**TASK PROMPT**: Please report every line from the material that contains the word "保家卫国".
───── DATA PROVIDED
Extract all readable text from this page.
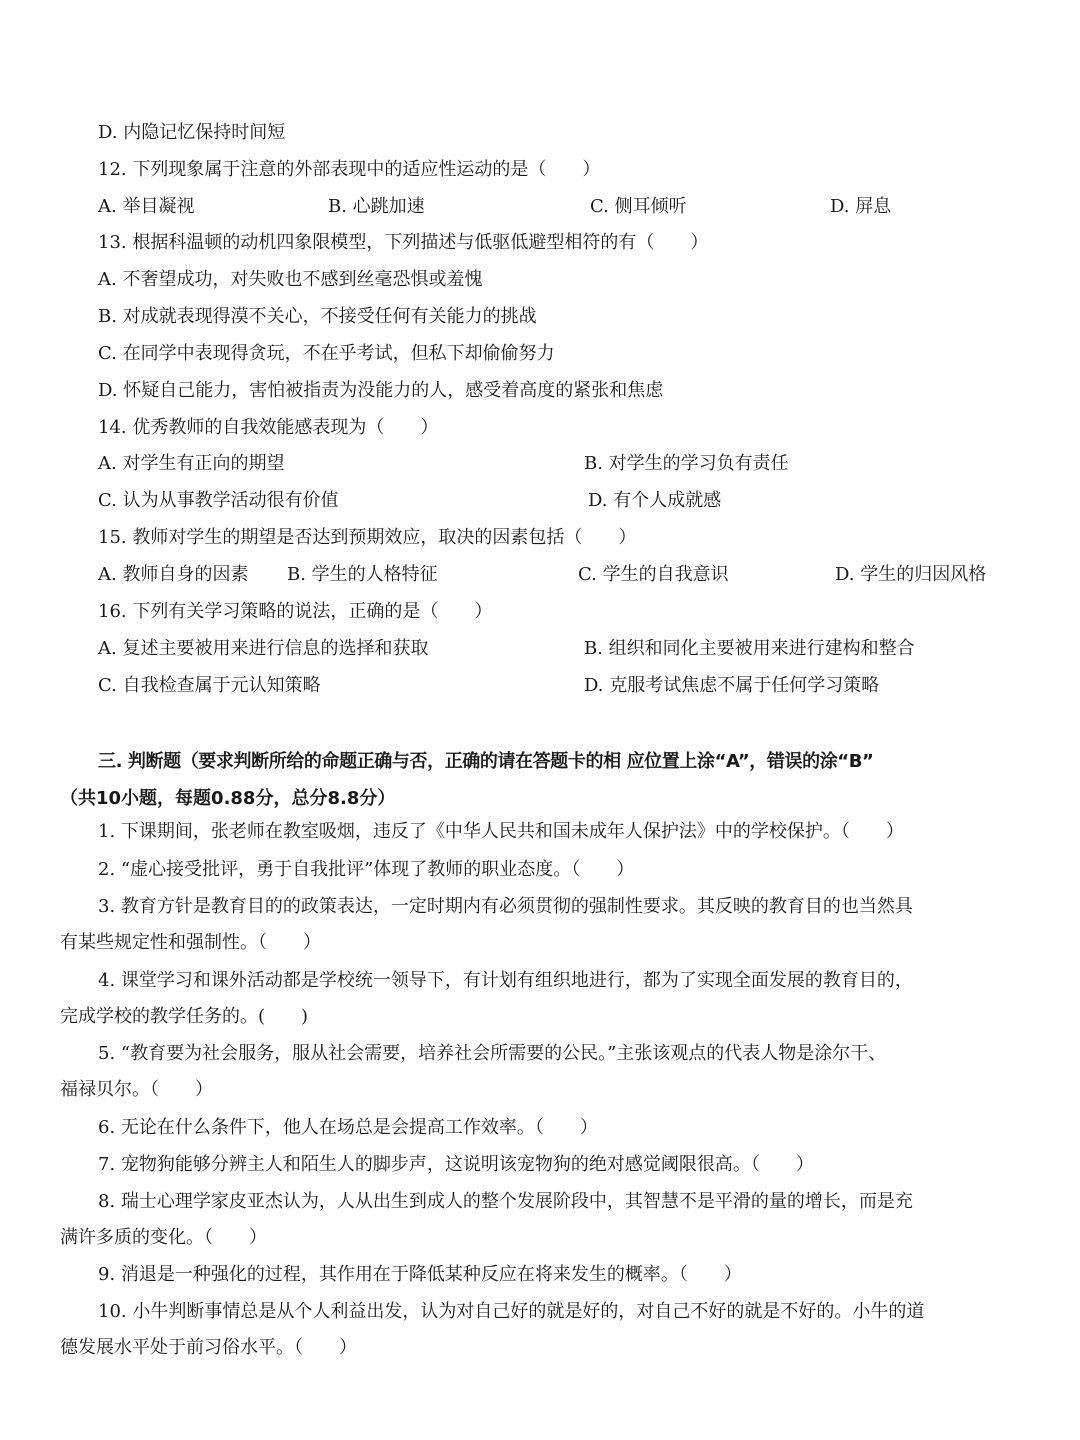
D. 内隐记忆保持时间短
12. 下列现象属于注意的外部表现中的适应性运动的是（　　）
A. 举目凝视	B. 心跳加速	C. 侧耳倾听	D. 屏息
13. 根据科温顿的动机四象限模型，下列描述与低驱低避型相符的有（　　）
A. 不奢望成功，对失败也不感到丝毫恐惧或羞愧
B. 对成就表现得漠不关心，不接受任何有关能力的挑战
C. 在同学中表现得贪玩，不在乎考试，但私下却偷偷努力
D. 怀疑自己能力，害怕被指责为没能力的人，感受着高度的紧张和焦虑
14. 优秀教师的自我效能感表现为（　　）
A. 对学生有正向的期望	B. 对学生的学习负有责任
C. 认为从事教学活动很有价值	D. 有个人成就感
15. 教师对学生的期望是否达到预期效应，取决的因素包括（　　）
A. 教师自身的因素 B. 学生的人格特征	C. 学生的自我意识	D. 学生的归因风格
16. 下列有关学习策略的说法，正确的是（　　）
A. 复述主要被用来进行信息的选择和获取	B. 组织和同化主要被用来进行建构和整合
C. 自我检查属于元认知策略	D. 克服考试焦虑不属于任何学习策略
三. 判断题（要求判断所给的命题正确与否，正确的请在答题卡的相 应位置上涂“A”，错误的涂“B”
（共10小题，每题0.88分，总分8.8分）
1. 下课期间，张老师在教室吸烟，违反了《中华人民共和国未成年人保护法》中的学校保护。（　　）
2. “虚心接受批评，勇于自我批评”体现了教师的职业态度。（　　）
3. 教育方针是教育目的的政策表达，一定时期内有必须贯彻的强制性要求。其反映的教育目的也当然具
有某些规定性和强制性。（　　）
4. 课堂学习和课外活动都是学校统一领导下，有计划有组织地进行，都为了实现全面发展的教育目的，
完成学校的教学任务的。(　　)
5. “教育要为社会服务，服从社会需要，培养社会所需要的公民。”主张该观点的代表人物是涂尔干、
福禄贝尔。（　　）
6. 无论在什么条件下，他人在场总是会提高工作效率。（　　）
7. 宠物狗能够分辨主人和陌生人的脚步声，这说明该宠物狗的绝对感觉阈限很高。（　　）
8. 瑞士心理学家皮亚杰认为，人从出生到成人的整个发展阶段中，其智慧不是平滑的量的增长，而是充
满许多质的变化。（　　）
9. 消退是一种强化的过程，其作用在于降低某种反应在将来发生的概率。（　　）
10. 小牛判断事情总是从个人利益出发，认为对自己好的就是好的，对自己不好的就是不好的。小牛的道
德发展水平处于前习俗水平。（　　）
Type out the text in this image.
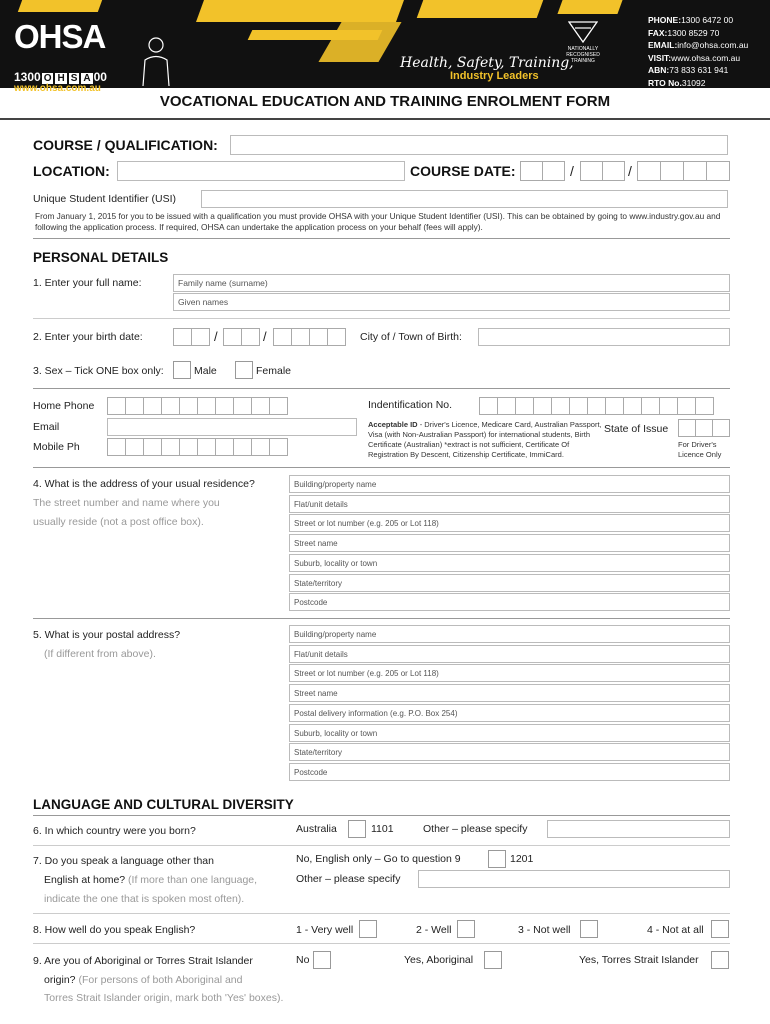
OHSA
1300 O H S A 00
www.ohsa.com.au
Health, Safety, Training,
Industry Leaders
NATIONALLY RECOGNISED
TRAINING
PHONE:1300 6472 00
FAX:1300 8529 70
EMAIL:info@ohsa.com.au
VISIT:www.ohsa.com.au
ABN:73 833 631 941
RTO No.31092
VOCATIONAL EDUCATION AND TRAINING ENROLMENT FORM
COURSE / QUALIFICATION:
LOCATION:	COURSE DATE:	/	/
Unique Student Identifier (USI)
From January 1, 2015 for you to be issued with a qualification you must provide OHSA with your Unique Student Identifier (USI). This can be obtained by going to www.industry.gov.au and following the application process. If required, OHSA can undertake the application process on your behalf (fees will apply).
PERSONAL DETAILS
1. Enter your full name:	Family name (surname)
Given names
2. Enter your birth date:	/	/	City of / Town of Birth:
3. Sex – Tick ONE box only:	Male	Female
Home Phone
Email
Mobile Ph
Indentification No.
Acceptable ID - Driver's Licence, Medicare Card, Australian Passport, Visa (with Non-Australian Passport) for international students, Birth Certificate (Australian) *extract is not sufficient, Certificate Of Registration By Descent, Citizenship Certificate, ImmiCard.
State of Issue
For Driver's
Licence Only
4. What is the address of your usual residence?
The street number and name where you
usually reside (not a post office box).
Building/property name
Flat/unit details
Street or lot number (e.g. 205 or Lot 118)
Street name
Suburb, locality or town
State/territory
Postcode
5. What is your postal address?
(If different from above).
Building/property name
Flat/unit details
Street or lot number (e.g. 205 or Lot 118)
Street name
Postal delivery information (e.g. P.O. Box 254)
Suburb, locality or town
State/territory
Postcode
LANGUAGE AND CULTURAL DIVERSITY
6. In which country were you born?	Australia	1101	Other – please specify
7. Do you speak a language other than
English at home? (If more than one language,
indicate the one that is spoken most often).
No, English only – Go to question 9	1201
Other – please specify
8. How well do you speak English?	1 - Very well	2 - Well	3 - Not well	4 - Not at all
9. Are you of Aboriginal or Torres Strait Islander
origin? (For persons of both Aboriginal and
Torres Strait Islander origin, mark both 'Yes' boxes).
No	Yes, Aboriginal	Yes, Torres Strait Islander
──────────
───── DATA PROVIDED
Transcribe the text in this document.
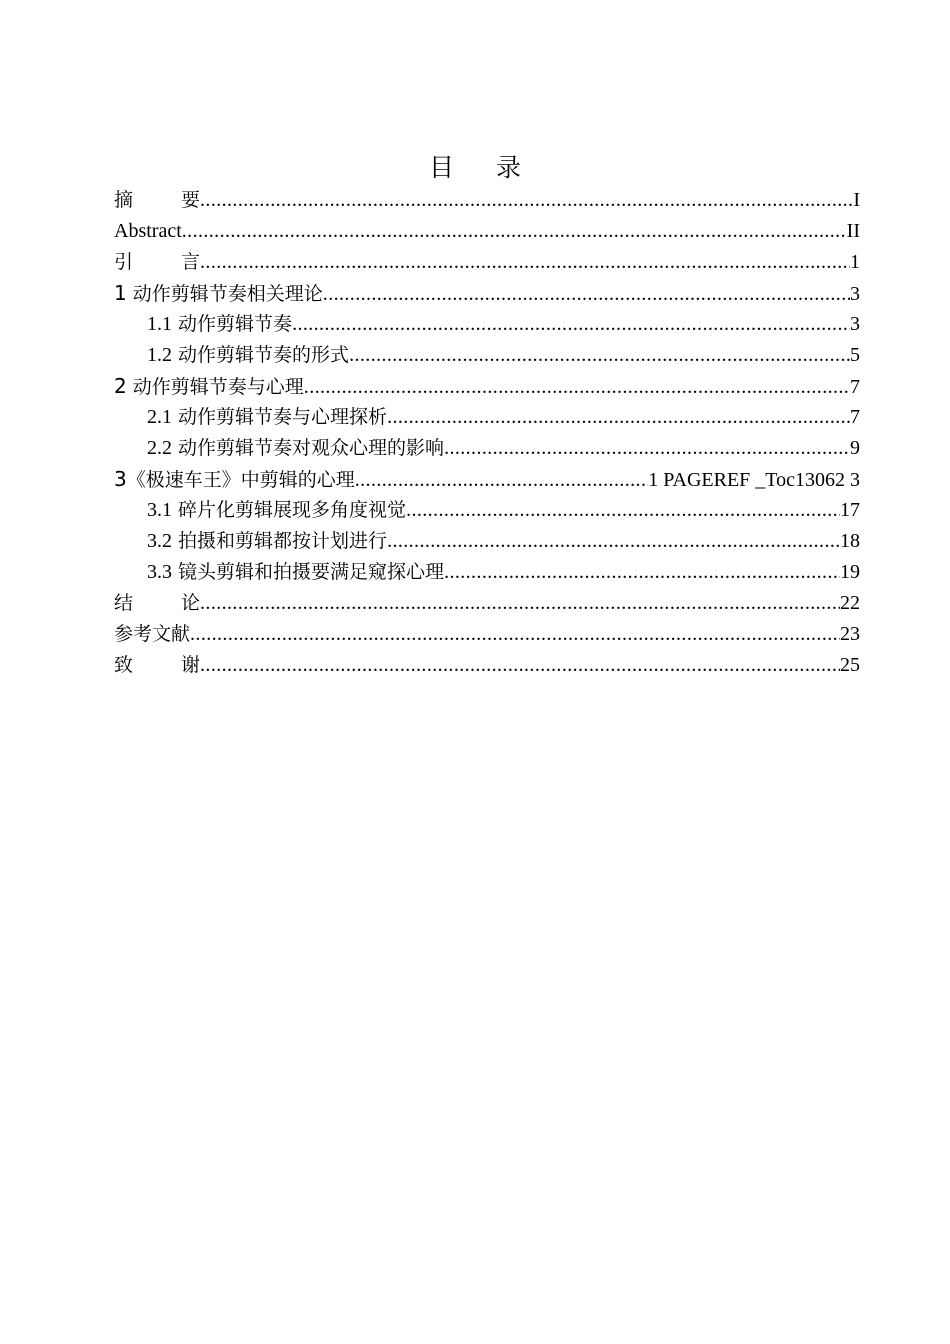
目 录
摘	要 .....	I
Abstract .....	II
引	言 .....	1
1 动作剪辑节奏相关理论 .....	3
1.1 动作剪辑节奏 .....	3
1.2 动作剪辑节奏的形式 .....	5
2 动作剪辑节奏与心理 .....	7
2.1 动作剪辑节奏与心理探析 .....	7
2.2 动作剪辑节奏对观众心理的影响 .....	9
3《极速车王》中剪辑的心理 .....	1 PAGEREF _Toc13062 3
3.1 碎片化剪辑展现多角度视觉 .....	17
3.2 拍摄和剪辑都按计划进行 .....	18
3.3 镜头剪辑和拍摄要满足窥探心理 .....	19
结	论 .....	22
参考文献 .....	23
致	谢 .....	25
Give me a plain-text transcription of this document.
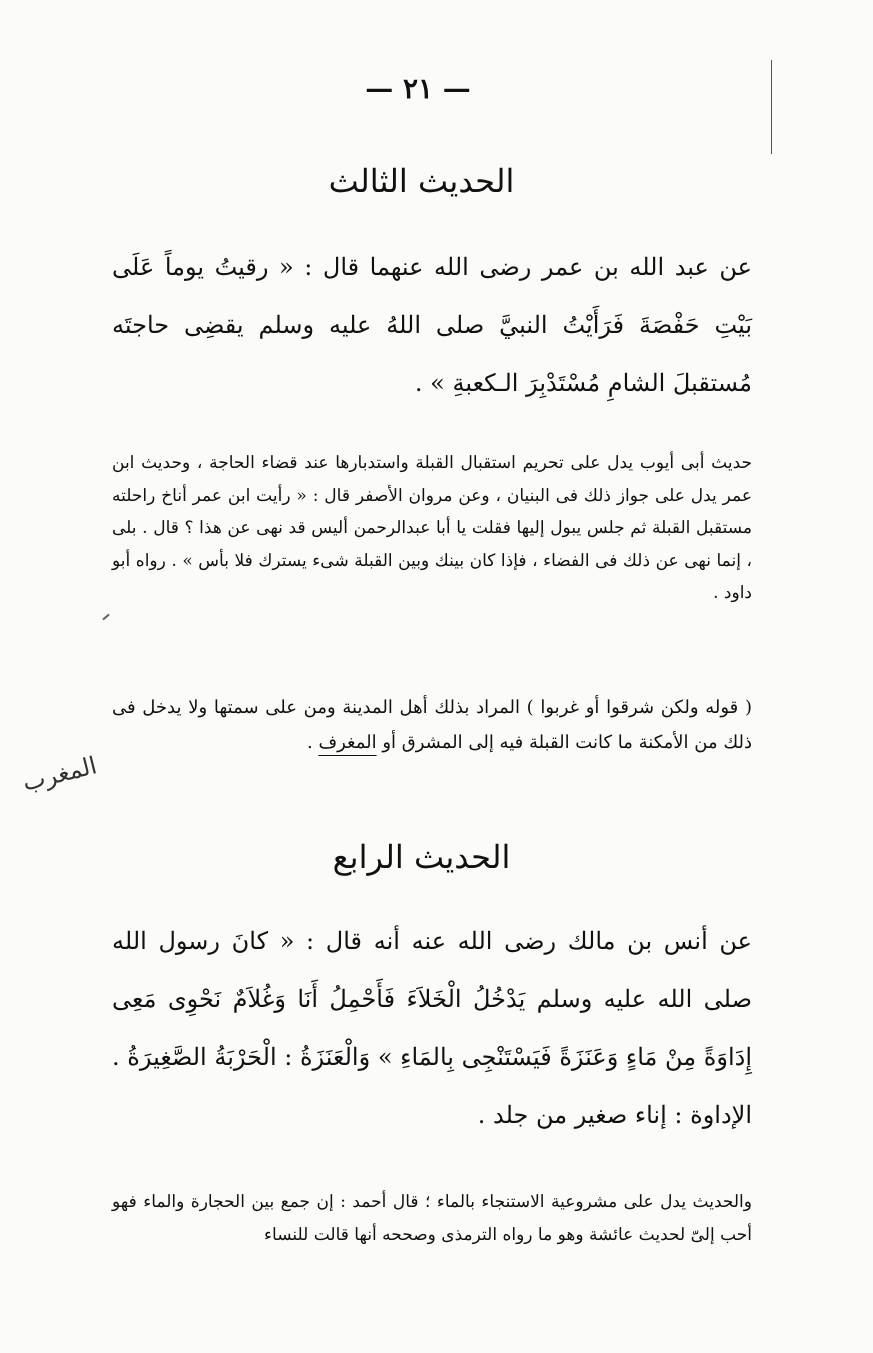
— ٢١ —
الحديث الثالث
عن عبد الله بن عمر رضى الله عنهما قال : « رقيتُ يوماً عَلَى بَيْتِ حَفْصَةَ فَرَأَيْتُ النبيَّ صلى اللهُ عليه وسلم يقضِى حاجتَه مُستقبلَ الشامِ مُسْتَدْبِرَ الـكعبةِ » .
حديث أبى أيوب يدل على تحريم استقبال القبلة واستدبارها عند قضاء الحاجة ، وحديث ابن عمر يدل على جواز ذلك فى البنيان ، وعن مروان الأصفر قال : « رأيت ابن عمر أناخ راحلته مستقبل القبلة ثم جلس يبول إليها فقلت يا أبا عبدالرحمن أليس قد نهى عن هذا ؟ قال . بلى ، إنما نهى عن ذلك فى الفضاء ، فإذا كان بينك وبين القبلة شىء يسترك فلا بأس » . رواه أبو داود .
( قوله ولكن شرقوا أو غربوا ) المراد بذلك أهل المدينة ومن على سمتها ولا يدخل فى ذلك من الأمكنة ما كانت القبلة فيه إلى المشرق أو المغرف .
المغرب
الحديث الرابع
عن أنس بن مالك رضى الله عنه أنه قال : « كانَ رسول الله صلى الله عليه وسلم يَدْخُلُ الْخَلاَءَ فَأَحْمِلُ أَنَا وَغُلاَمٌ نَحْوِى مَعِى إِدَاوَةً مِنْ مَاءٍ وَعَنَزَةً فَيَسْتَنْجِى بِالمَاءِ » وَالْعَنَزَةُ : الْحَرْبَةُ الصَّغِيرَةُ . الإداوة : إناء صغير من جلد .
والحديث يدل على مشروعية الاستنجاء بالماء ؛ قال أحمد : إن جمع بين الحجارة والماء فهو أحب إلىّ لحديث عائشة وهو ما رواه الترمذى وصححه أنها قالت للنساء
──────────
───── DATA PROVIDED
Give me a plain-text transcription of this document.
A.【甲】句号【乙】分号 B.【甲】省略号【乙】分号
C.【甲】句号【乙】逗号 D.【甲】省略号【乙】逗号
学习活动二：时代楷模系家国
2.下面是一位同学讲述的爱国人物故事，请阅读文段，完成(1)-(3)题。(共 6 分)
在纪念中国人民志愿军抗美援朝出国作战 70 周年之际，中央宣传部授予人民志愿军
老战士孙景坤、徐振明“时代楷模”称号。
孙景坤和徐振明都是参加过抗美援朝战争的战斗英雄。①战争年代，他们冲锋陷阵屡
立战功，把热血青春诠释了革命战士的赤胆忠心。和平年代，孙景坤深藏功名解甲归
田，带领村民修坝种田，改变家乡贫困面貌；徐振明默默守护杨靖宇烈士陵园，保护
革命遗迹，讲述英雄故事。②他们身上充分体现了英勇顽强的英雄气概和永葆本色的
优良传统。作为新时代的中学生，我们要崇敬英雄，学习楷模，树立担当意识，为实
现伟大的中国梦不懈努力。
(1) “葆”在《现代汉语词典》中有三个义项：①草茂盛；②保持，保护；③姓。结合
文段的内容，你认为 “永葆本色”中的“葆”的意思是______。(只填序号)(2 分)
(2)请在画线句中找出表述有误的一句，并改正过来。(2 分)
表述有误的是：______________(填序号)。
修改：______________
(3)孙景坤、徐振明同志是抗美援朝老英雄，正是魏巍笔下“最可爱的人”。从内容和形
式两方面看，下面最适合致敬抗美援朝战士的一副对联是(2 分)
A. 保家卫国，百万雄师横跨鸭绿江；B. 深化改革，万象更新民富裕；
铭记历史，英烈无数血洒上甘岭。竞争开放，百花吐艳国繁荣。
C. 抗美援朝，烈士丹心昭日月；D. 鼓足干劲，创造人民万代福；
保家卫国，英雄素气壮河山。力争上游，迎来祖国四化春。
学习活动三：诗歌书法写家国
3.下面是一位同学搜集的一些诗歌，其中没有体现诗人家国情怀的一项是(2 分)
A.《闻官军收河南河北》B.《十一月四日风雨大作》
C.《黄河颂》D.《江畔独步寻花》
──────────
**EXPECTED OUTPUT**:
A. 保家卫国，百万雄师横跨鸭绿江；B. 深化改革，万象更新民富裕；
保家卫国，英雄素气壮河山。力争上游，迎来祖国四化春。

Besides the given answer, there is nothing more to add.